[Start PASSAGE TO READ]

Plenty of people also use guns to kill bad guys so the shooter may also live.
No magic 8-ball with a “What gear are you in?” in the center? Pretend you didn’t read that while I warm up my 3-D printer…
I used a Victorian crystal door knob for my VW shift knob.
Ah yes. The Tungsten Edition of VW Beetles. Nice.
I was going to bring up the 240 – the first car I ever drove was my Bubbe’s, another 240 was my first car, and I’ve owned a couple more since.
Honorable mention to the ’95 Ford Contour my mom had when I was a kid and its mini Oreo for dash illumination (between the ignition switch and the climate controls: https://www.rvinyl.com/images/Ford-Contour-Dash-Kits.jpg)
Needless to say, if I ended up owning something with a rotary shift knob, I’d consider Oreoifying it.
Why have a knob at all? Alexa, shift my vehicle into drive.
Please don’t give them any ideas.
I can see it now. “Anyone want to go to the park?”
SKEEEEEEEEEETCH!!!!!!
This one seems like the perfect candidate for a vintage Coca-Cola bottle cap
I guess we’ve never technically met so I can’t completely disprove this, but I wish all cars used rotary shift knobs. Why? Because they’re better than any other option.
Big stupid T-handle shifters are a waste of space. Stop pretending you’re driving stick.
Column shifters can’t be automatically shifted by the vehicle to avoid rollaway accidents when you open a door without putting it in park.
Push button shifters are universally confusing AFAICT, although they’re probably the next best option.
Any shifter that has a return-to-center behavior after a movement sucks. I say this as someone who owns two fo them.
And if I still had my Ram with a rotary shifter I would be ordering an Oreo cookie for it as soon as I finish writing this comment. 🙂
I mostly agree. I went from a previous gen Ram 1500 (with this kind of shifter) to a truck with column shifter and I like them both. The Ram provided greater room and no obstacles between me and the radio, HVAC controls. It also saved my ass a couple times I had to park on a tight space and opened the door to inch in the parking spot, just to have the truck shift automatically to park.
What I hated about this solution is it’s a pain when the battery goes dead and you need to move the truck as it won’t stick out of park unless you open that lid behind the headlight switch and pull that stupid non-intuitive orange strap behind it. I mean, it’s the same for most electronic shifters but I never got used to it.
I’d say I still like the column shifter better, though as it provides better control for those rare but real situations I just mentioned. And if paired with an electronic parking brake like on my F150, manufacturers could just enable it to engage as soon as a door is opened on a low speed situation (like the rollaway situation you just described). I mean my truck doesn’t have that but the HW is there to provide the same functionality
I speak from experience when I say your battery doesn’t even have to go dead. If you can’t start the truck for any reason you can’t shift. Fortunately the tow truck guy knew exactly what to do so I didn’t have to dig through the manual to figure it out.
Not true. The column shifter on newer Ford F-150s (and maybe others) automatically move themselves to Park if you do something like turn the engine off with the shifter still in Drive.
I completely agree that all floor/center console shifters for automatic transmissions should be eliminated.
As cool as the Oreo rotary shifter is, it’s still a crappy rotary knob shifter.

[End PASSAGE TO READ]
[Start GIVEN DATA]

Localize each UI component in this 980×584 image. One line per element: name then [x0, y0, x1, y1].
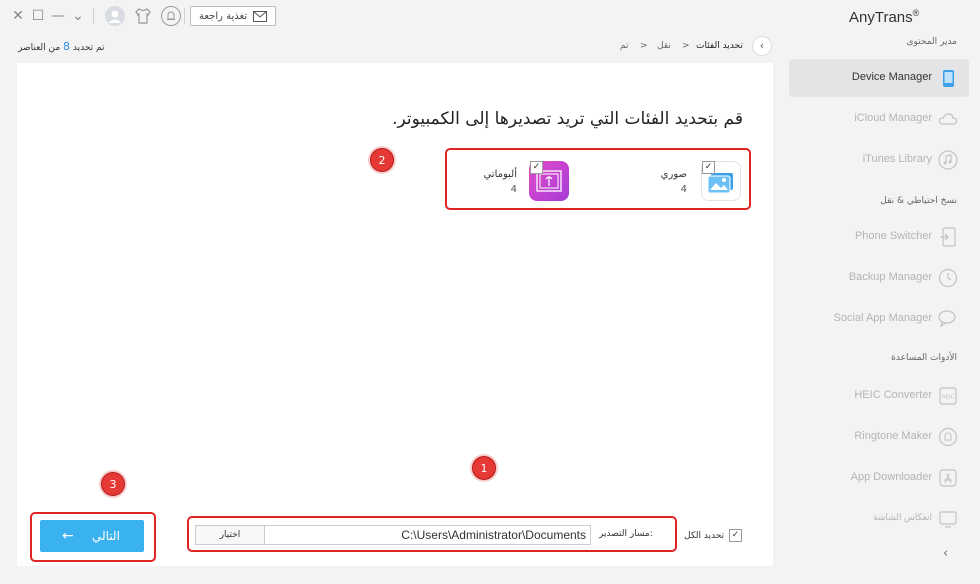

[End GIVEN DATA]

> EXERCISES
(1) In the shift-knob comments, what object did one commenter use as a VW shift knob?
(2) Transcribe the stretch of the shift-knob comments from "Why have a knob" through "SKEEEEEEEEEETCH!!!!!!".

> TASK-BY-TASK RESULTS
(1) A Victorian crystal door knob.

(2)
Why have a knob at all? Alexa, shift my vehicle into drive.
Please don’t give them any ideas.
I can see it now. “Anyone want to go to the park?”
SKEEEEEEEEEETCH!!!!!!